Begin RECORDED INFORMATION

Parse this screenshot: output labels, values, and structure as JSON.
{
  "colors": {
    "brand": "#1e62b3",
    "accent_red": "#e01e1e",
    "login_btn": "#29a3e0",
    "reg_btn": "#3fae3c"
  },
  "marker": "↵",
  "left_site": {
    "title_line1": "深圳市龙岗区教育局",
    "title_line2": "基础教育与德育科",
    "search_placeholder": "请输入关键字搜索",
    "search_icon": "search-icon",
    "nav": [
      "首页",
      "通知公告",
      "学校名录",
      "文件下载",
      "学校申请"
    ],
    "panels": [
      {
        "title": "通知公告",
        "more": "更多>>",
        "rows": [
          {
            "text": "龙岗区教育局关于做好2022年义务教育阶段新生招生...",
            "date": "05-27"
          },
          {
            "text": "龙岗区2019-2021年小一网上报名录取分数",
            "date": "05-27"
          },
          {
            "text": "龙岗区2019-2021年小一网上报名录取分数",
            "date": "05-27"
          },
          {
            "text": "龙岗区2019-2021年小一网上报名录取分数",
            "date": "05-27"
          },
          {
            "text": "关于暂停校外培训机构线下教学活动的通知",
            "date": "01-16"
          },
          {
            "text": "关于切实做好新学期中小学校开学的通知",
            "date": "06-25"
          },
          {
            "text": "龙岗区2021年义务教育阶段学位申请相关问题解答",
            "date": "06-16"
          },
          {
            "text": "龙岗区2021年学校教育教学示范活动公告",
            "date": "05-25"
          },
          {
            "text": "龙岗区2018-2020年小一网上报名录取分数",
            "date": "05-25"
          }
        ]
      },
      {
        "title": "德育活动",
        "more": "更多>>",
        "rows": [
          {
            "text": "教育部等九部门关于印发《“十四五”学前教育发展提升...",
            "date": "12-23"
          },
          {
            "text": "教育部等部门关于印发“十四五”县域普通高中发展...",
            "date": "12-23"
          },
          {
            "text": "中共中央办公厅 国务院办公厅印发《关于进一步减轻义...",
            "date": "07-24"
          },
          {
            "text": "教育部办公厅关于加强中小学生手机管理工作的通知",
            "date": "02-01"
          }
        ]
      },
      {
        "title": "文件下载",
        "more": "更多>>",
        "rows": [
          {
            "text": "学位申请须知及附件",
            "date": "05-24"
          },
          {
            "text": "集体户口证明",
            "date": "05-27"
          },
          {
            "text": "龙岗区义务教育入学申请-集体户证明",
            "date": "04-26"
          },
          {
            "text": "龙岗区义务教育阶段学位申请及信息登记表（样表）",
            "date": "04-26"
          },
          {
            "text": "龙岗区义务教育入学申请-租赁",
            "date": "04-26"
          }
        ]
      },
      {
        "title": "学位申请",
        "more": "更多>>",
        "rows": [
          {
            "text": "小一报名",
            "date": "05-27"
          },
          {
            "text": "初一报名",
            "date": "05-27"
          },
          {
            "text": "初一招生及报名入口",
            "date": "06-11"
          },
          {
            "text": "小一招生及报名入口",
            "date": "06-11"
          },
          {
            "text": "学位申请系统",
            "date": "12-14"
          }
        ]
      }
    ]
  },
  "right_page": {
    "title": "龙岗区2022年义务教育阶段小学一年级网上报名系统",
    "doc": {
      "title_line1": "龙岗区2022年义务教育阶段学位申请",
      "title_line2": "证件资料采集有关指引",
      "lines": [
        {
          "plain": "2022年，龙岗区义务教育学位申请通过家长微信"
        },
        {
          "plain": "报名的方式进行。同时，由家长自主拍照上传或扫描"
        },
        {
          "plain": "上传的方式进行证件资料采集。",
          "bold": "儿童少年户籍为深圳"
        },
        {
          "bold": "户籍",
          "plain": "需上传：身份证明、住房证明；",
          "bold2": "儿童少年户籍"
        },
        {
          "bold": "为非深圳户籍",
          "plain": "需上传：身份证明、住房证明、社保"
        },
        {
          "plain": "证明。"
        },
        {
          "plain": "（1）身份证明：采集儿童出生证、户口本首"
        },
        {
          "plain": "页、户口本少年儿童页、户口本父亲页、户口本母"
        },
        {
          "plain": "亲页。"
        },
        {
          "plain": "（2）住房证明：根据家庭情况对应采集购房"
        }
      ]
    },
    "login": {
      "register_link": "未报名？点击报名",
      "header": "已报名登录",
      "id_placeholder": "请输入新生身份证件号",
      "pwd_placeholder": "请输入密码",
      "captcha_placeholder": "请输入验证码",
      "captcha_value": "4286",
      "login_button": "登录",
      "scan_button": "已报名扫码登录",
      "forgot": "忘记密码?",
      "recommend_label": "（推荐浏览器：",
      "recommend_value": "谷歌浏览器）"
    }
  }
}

End RECORDED INFORMATION
Begin RECORDED INFORMATION

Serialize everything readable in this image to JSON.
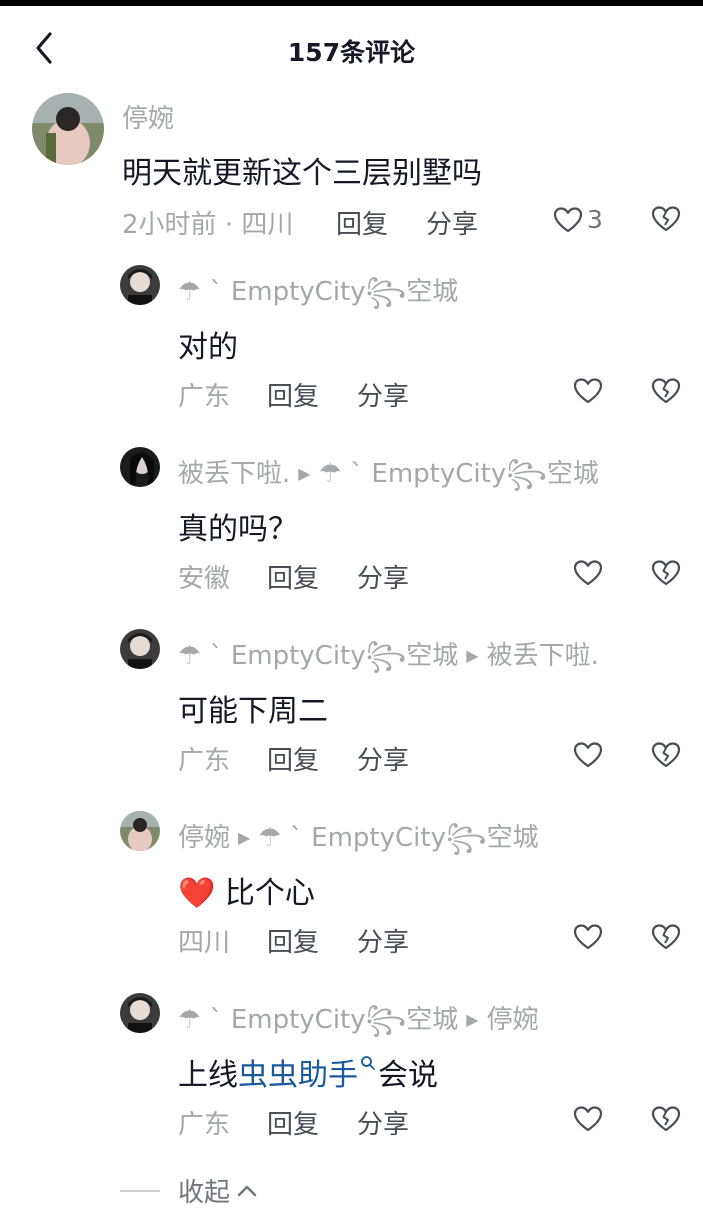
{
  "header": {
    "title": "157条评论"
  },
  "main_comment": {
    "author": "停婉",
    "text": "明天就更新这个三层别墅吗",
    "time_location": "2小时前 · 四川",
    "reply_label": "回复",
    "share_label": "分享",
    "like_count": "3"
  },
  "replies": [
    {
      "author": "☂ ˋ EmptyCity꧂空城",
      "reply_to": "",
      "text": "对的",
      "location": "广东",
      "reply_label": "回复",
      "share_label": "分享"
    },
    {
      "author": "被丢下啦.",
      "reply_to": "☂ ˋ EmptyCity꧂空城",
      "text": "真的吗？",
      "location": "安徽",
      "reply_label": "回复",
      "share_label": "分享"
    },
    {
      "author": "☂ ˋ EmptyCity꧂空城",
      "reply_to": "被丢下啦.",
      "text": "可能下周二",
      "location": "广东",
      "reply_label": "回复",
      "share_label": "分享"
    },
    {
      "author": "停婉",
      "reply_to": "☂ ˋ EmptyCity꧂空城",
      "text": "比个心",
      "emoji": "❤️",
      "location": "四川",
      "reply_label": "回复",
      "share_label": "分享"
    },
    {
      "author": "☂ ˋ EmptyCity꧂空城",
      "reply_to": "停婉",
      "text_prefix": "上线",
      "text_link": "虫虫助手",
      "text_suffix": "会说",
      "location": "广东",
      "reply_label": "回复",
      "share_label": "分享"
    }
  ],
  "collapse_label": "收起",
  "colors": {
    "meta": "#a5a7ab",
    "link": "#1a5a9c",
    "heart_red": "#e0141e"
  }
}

End RECORDED INFORMATION

Copy each line of the entries that includes the word "this".

Parse this screenshot: output labels, values, and structure as JSON.
Serialize everything readable in this image to JSON.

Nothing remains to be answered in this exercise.